* **DATASET EXCERPTS**
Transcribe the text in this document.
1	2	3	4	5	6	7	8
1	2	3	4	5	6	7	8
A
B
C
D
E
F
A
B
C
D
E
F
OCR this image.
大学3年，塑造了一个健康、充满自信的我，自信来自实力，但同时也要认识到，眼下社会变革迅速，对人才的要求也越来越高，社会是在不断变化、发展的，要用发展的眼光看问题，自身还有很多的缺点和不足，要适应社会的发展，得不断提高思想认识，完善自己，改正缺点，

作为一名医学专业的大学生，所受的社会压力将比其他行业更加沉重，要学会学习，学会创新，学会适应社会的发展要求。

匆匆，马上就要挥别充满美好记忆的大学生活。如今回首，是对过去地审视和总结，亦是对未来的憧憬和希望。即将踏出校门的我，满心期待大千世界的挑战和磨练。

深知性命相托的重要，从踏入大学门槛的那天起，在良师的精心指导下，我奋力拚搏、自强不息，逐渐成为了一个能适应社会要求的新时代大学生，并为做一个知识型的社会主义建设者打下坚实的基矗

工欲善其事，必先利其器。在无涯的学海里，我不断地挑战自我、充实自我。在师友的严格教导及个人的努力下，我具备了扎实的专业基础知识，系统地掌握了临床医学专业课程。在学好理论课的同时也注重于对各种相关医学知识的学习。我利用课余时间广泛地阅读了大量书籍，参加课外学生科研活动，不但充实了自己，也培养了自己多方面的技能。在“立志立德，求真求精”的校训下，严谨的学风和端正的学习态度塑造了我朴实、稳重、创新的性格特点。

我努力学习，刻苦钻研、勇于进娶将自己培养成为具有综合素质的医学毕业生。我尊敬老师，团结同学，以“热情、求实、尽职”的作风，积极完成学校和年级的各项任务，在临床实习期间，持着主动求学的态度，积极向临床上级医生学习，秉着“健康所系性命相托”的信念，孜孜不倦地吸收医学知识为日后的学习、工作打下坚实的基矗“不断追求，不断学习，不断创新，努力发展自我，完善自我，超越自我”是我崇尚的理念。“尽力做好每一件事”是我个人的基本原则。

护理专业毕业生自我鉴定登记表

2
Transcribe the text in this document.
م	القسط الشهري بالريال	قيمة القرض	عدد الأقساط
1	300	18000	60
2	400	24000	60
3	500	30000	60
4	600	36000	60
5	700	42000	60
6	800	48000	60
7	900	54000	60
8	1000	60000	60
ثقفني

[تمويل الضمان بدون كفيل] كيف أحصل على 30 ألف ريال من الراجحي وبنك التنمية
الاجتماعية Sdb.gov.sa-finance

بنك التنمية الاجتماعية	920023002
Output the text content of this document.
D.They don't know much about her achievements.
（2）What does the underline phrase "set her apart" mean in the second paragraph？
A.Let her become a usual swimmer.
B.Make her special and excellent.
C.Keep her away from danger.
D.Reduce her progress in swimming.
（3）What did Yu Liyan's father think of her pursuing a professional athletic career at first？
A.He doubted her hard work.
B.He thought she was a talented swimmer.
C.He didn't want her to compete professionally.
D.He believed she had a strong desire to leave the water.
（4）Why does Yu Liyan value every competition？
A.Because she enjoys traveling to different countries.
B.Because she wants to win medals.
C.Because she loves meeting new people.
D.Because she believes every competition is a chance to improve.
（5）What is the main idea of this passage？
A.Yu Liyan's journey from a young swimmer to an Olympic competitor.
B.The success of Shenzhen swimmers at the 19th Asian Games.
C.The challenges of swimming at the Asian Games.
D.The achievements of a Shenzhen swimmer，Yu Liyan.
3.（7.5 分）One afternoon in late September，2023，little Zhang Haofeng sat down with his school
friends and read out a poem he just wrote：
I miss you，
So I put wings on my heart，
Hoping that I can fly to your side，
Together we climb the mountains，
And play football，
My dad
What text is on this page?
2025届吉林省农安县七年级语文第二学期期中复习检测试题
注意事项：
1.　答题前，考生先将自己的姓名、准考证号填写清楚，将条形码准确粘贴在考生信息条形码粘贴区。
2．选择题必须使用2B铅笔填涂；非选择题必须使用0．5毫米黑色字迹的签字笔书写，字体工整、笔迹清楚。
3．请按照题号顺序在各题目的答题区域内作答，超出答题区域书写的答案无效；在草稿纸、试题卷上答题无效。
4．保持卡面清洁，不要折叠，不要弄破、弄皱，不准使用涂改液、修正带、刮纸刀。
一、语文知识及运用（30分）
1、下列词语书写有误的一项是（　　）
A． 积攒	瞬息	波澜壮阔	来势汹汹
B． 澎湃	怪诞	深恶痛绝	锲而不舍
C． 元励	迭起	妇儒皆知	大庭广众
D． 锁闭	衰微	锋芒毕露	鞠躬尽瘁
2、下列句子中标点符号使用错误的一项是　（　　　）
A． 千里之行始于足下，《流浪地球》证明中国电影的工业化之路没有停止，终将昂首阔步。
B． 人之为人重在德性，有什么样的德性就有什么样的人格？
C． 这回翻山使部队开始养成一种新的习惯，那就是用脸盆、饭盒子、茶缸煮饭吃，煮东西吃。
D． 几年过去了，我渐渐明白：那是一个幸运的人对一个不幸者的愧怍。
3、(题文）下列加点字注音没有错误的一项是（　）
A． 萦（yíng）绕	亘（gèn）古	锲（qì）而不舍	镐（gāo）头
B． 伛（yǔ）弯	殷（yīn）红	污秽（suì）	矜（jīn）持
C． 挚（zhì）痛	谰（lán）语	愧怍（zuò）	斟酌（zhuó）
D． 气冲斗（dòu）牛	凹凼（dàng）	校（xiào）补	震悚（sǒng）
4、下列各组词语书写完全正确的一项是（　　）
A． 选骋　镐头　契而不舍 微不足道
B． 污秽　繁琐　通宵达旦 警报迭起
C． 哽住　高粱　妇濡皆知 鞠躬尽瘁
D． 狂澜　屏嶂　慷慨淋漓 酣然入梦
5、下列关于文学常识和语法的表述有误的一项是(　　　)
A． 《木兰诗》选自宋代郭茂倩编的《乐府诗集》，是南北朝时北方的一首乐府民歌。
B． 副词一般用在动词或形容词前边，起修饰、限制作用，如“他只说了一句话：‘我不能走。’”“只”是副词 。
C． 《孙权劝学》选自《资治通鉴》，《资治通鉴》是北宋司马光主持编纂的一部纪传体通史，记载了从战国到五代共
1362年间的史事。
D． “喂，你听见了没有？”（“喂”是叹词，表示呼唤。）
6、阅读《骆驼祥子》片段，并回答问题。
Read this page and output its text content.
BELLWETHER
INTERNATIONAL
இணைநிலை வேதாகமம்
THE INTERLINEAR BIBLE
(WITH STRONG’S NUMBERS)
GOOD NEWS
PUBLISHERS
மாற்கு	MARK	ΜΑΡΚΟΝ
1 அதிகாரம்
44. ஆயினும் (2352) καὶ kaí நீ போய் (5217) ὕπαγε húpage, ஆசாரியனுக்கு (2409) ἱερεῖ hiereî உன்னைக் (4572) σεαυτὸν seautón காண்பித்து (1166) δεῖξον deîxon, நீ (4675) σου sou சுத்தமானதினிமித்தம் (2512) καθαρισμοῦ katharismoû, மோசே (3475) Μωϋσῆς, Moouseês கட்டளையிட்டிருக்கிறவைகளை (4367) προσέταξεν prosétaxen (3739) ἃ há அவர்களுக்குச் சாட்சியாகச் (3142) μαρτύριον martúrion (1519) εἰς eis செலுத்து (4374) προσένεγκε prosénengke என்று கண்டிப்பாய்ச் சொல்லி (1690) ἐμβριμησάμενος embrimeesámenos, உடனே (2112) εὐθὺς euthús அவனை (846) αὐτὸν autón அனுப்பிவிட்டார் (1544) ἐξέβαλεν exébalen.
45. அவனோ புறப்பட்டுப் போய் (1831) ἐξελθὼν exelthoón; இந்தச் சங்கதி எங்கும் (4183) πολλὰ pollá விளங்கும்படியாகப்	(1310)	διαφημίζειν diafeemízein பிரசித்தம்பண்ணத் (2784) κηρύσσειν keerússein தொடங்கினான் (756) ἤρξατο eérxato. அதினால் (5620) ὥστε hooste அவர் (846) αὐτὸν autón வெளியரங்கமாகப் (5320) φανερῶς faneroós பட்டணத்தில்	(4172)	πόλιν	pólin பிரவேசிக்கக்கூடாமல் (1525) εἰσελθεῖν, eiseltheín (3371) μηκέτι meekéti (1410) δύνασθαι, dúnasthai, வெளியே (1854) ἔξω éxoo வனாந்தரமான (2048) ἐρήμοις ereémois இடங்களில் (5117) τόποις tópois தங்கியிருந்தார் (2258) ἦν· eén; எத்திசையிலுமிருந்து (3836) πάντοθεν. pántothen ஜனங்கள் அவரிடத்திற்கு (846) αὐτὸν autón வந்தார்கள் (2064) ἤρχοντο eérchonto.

* **GOAL OF THE EXERCISE**
Among the entries, how many lines include the word "Asian"? Answer with a single number and nothing further.

* **COMPLETED TASK**
2